## begin Text section

Monday, March 5, 2012

AWP 2012: The Conference

The time had finally come. The reservations were made. Plane tickets printed. Suitcase packed. I dug around in my closet for anything warm, knowing that I would be flying to Chicago in the bitter cold to attend the AWP conference. AWP, or The Association of Writers and Writing Programs, is the biggest creative writing conference in the country. While I hadn't been able to go last year, I made it a point to experience this time - at least while I'm still a grad student (yay, discounts!). Yes, this year's conference was in Chicago - a place I'd never been before, but I'll save my sight-seeing adventures for my next post. This one will focus on the conference itself. 

The conference this year as sold-out, so that meant that, if you walked the streets between the Palmer House Hilton and the Chicago Hilton hotels, you'd probably see a lot of people with red tote bags and name tags. 

These two key accessories not only got you past security (a lot of hotel workers disguised as friendly, yet stern people), but they were also the best conversation starters. I'm not very social, but I ended up chatting with a bunch of fellow conference goers while waiting for a panel to start or in line for the shuttle. We exchanged a lot of laughs and complained about the weather - though I was so ecstatic about the cold that I only pretended to complain.

I attended around five panels over the course of the two days I was there. I have been to writing conferences before, so the panels, while interesting, weren't terribly new to me. It was refreshing to be sitting in a room with a bunch of eager writers and poets, hands poised to ask the first question at the end of each session. The question and answer periods are always exciting. The last thing I imagine you want to do is read a play-by-play of every panel. So this is, essentially, what I learned from all those panels in a nutshell: 

  • Self-publishing is still risky business. It's a great way to get your work out there and, in a way, control your destiny. However, it's still not a medium that is well-respected within academia or the traditional publishing world (something that, yes, I'm well aware of, but there you go). What was interesting about this conversation is that it's the biggest topic this year at the conference. There were plenty of panels about self-publishing and if the panel wasn't about it, someone always found a way to bring it up.

## end Text section
## begin Dataset content

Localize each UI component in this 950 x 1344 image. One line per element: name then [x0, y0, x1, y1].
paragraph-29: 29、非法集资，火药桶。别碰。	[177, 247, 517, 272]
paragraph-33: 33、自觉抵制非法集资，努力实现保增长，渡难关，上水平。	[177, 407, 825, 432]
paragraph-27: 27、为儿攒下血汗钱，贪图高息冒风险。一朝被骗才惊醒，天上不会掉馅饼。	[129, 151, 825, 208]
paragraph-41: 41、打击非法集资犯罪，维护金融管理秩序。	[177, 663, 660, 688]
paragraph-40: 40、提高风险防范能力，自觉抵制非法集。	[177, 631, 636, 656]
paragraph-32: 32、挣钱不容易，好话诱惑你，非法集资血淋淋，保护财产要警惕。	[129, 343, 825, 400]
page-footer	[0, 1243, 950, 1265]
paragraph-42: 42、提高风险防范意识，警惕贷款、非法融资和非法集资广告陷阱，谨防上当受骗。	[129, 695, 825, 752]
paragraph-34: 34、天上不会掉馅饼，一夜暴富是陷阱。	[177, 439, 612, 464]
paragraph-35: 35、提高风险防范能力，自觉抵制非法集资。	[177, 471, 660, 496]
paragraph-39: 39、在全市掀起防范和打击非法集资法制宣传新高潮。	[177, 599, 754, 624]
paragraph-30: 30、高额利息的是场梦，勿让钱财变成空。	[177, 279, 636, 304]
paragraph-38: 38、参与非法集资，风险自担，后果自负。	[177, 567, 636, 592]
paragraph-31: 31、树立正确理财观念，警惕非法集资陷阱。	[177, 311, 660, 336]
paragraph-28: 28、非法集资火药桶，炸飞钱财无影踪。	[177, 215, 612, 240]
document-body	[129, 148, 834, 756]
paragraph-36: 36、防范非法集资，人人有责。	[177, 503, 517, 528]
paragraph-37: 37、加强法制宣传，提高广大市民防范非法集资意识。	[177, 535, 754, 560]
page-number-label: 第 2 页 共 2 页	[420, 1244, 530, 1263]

## end Dataset content

Challenge A -
According to the AWP conference post, what does AWP stand for?
Challenge B -
For each statement, decide whether the AWP conference post agrees with it, and quote the words that settle it: (i) The writer went to the conference the year before. (ii) The writer attended around five panels over two days. (iii) Self-publishing was the biggest topic at this year's conference.
Challenge C -
Please pick up the AWP conference post after its last sentence and keep writing it.

Output A -
The Association of Writers and Writing Programs.

Output B -
(i) No: "While I hadn't been able to go last year"
(ii) Yes: "I attended around five panels over the course of the two days I was there."
(iii) Yes: "it's the biggest topic this year at the conference."

Output C -
  • Writers of crime fiction are typically male. This is upsetting to everyone (hence, a panel full of feminist ranting. Fun to listen to, but overwhelming). 
  • I learned what a "cozy" crime novel  is. Cozies also bring in the most sales with thrillers coming in second. Wow. 
  • To my delight, I learned that speculative fiction is growing in popularity - at a wonderfully alarming rate. New literary magazines are popping up that accept strange and whimsical stories. 
  • Kate Bernheimer, one of my heroes, gave a rallying speech about the value of fairy tales. Her metaphor about the turnip and honey was very creative. 
  • An editor of a new lit mag called Unstuck admitted that he loves Mervyn Peake. Yesssh. His cool points rose exponentially.
  • Fiction chapbooks are becoming more popular - slowly, like a turtle, but that's great news. One of the panelists referred to fiction chapbooks as a musician's EP album. Pretty cool. 
  • The YA panel I went to was fun, but it turns out that most of the panelists were poets. Surprisingly, none of them talked about verse novels (the genre I find really fascinating) and they spent a lot of time reading their own work instead of discussing writing for YA. 

After tackling the panels, I went downstairs to explore the bookfair. If you've ever been to a convention or conference before, you know what a dealer's space is like. Endless rows of booths, all surfaces cluttered with delightful things to buy. Pushing and shoving, wallets ready, plastic bags. For this bookfair, each booth was stacked with books. Literary magazines with their proud editors and staff manned the booths, setting out all kinds of books. As I wandered up and down the rows, I admired the beautiful covers (and at the same time, tried not to drift over and open my wallet. I didn't have room in my suitcase for a lot of books). There were a lot of  ugly covers too - you know, the kinds that look like textbook covers? Brrr. It's interesting to see the aesthetics of each magazine.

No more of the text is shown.